Extract
»»
Scientific classification
- Kingdom: Animalia
- Phylum: Chordata
- Class: Amphibia
- Order: Anura
- Family: Rhacophoridae
- Genus: Raorchestes
- Species: R. bombayensis
- Binomial name: Raorchestes bombayensis (Annandale, 1919)
- Synonyms: Ixalus bombayensis Annandale, 1919 Philautus bombayensis (Annandale, 1919) Pseudophilautus bombayensis (Annandale, 1919)

= Raorchestes bombayensis =

- Authority: (Annandale, 1919)
- Conservation status: VU
- Synonyms: Ixalus bombayensis Annandale, 1919, Philautus bombayensis (Annandale, 1919), Pseudophilautus bombayensis (Annandale, 1919)

Species of amphibian

Philautus bombayensis, the Bombay bubble-nest frog, Maharashtra bush frog, Castle Rock bush frog, or Konkan bush frog is a species of frogs in the family Rhacophoridae. It is endemic to the Western Ghats, India.

This arboreal frog has been found in the forest understorey, including some secondary forests, and in shrubland. It has been observed between 400 and 1300 meters above sea level.
It is threatened by habitat loss associated with logging, building, and tourism.
««
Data
»»
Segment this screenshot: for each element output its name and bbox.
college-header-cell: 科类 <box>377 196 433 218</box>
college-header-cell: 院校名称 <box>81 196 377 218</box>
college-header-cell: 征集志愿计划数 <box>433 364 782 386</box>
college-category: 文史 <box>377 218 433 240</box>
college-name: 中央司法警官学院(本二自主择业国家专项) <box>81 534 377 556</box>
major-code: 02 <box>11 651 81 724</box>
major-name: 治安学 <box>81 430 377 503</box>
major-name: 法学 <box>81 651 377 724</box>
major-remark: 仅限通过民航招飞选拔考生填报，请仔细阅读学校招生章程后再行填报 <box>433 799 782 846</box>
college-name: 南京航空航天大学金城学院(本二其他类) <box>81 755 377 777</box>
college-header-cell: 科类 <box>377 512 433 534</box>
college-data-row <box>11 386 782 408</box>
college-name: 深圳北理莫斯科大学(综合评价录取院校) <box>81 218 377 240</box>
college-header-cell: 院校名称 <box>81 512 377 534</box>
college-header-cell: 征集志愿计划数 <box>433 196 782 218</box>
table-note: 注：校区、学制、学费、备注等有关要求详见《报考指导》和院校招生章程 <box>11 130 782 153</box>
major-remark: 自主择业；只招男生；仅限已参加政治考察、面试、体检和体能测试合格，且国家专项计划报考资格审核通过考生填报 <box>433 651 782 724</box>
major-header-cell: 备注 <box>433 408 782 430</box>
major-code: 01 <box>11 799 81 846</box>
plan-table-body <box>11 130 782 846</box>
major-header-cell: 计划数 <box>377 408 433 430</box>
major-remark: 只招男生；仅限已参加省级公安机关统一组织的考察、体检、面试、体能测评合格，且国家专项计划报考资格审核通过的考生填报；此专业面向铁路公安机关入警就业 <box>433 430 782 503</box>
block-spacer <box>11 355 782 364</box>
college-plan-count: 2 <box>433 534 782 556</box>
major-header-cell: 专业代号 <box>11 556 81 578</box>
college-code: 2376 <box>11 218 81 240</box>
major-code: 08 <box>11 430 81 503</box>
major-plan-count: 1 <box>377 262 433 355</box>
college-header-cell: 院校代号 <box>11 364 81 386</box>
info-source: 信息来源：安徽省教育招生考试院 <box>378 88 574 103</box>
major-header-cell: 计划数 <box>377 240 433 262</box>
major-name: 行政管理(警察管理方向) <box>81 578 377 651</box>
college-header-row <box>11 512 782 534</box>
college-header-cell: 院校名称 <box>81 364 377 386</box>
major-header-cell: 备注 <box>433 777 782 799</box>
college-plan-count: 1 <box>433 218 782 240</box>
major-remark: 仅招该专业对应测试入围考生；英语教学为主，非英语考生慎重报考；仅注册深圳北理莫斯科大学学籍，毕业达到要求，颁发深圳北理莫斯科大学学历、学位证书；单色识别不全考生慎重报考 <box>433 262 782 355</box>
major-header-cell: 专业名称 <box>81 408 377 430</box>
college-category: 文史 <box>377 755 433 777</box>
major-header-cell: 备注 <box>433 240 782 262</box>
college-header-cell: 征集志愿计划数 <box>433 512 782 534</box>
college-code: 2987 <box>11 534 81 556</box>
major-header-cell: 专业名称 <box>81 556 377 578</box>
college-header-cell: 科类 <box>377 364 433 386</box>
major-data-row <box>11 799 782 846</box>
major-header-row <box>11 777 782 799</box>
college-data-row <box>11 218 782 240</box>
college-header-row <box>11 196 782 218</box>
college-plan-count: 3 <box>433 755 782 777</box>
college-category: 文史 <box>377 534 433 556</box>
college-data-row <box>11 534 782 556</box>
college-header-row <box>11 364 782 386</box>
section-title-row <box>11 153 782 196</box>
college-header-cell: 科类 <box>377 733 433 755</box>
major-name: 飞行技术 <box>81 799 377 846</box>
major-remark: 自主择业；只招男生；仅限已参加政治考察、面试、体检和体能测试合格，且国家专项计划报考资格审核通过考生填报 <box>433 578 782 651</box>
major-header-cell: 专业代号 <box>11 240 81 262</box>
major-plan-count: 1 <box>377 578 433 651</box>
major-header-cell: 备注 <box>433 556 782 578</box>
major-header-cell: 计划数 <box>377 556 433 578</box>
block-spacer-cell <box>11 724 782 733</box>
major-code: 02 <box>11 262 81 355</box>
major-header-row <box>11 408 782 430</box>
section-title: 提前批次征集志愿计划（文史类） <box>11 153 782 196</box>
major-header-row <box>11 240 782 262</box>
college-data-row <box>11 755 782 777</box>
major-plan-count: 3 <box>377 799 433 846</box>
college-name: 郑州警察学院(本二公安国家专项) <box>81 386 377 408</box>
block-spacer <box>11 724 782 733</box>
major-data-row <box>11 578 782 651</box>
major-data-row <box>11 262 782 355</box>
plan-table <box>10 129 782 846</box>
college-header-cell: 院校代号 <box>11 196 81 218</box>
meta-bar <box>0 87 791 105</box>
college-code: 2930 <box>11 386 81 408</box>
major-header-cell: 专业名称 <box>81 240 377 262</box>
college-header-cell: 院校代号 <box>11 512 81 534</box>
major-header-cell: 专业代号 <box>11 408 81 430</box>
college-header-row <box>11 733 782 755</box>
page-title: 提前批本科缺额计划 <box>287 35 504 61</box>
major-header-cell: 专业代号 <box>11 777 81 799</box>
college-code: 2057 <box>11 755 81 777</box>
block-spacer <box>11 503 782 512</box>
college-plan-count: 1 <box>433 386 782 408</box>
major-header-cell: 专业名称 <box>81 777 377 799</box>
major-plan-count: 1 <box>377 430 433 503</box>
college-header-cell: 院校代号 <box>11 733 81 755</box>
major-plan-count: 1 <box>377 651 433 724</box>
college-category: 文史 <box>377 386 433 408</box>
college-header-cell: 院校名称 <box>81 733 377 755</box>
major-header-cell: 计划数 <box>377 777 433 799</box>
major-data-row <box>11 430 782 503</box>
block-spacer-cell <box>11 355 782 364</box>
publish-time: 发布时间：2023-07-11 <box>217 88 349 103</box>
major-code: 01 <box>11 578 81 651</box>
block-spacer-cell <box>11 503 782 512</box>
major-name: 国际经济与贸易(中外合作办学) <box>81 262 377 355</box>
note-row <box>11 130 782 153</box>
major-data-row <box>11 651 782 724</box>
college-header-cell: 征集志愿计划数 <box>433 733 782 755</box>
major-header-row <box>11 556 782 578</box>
««
The problem
Translate this sentence from the text on Raorchestes bombayensis into Spanish: "This arboreal frog has been found in the forest understorey, including some secondary forests, and in shrubland."

Output of the task
Esta rana arborícola se ha encontrado en el sotobosque forestal, incluidos algunos bosques secundarios, y en matorrales.